[Dataset records]
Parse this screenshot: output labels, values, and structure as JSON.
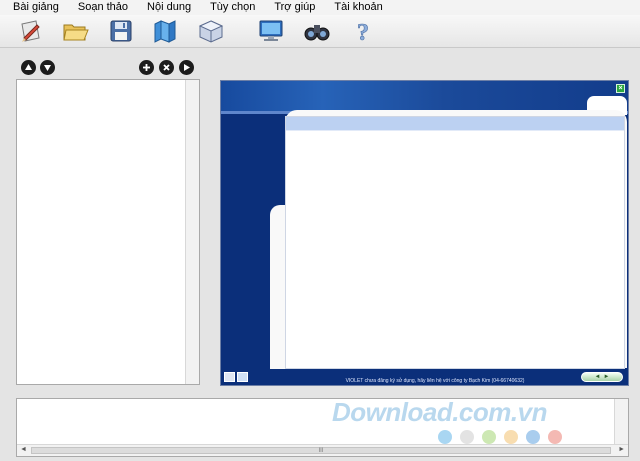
{
  "menu": {
    "items": [
      "Bài giảng",
      "Soạn thảo",
      "Nội dung",
      "Tùy chọn",
      "Trợ giúp",
      "Tài khoản"
    ]
  },
  "toolbar": {
    "buttons": [
      {
        "icon": "pencil-paper-icon"
      },
      {
        "icon": "open-folder-icon"
      },
      {
        "icon": "floppy-save-icon"
      },
      {
        "icon": "books-icon"
      },
      {
        "icon": "cube-icon"
      },
      {
        "icon": "monitor-icon"
      },
      {
        "icon": "binoculars-icon"
      },
      {
        "icon": "help-question-icon"
      }
    ]
  },
  "preview": {
    "close_glyph": "×",
    "notice": "VIOLET chưa đăng ký sử dụng, hãy liên hệ với công ty Bạch Kim (04-66740632)",
    "nav_prev": "◄",
    "nav_next": "►"
  },
  "bottom_panel": {
    "scroll_left": "◄",
    "scroll_right": "►",
    "scroll_grip": "III"
  },
  "watermark": {
    "text": "Download.com.vn",
    "dot_colors": [
      "#a9d6f2",
      "#e3e3e3",
      "#cde8b3",
      "#f8ddb0",
      "#a9cdee",
      "#f4b9b3"
    ]
  },
  "colors": {
    "preview_bg": "#0b2f7a",
    "page_header": "#bcd1f2",
    "window_bg": "#e4e4e4"
  }
}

▸ **Exercise**
Above are records to transcribe exactly; leave their pictures out.

▸ **Answer below**
Parse this screenshot: output labels, values, and structure as JSON.
{
  "menu": {
    "items": [
      "Bài giảng",
      "Soạn thảo",
      "Nội dung",
      "Tùy chọn",
      "Trợ giúp",
      "Tài khoản"
    ]
  },
  "toolbar": {
    "buttons": [
      {
        "icon": "pencil-paper-icon"
      },
      {
        "icon": "open-folder-icon"
      },
      {
        "icon": "floppy-save-icon"
      },
      {
        "icon": "books-icon"
      },
      {
        "icon": "cube-icon"
      },
      {
        "icon": "monitor-icon"
      },
      {
        "icon": "binoculars-icon"
      },
      {
        "icon": "help-question-icon"
      }
    ]
  },
  "preview": {
    "close_glyph": "×",
    "notice": "VIOLET chưa đăng ký sử dụng, hãy liên hệ với công ty Bạch Kim (04-66740632)",
    "nav_prev": "◄",
    "nav_next": "►"
  },
  "bottom_panel": {
    "scroll_left": "◄",
    "scroll_right": "►",
    "scroll_grip": "III"
  },
  "watermark": {
    "text": "Download.com.vn",
    "dot_colors": [
      "#a9d6f2",
      "#e3e3e3",
      "#cde8b3",
      "#f8ddb0",
      "#a9cdee",
      "#f4b9b3"
    ]
  },
  "colors": {
    "preview_bg": "#0b2f7a",
    "page_header": "#bcd1f2",
    "window_bg": "#e4e4e4"
  }
}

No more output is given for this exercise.